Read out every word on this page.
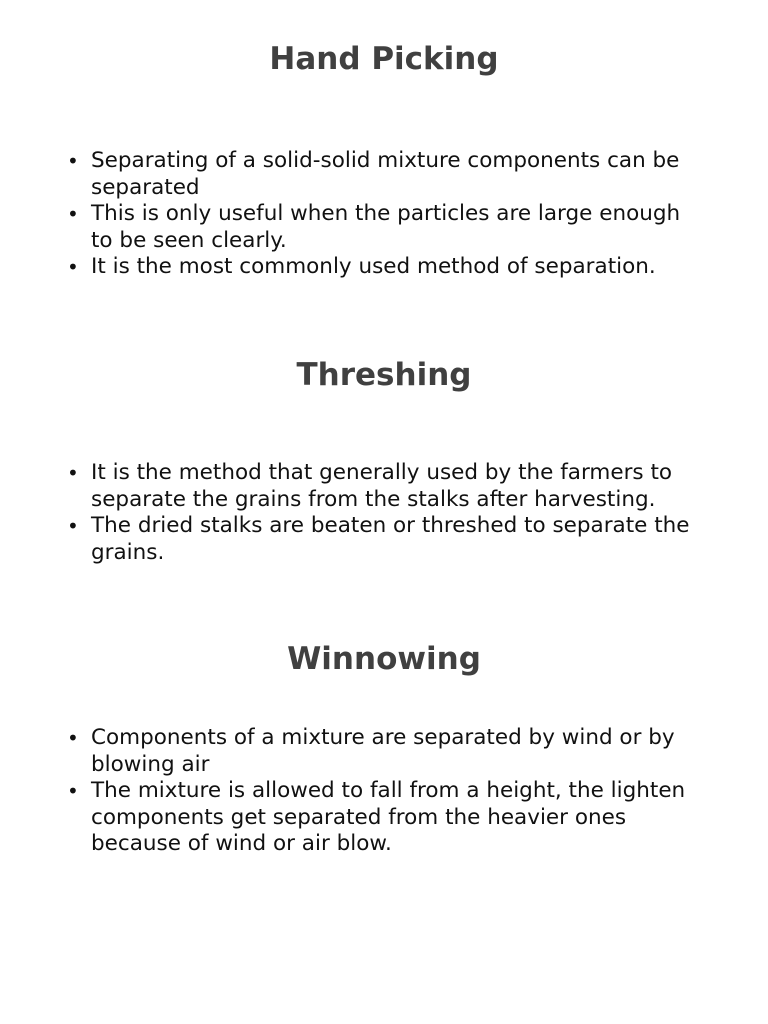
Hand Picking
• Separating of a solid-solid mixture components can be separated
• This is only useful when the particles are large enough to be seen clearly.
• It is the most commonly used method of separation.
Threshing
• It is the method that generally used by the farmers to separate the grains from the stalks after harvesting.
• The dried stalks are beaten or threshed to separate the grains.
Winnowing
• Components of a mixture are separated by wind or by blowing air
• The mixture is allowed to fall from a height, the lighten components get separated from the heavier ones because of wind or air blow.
★ ★ ★
> _Aim_
Write out every line from the entries where "grains" appears.

> _Solution to this exercise_
• It is the method that generally used by the farmers to separate the grains from the stalks after harvesting.
• The dried stalks are beaten or threshed to separate the grains.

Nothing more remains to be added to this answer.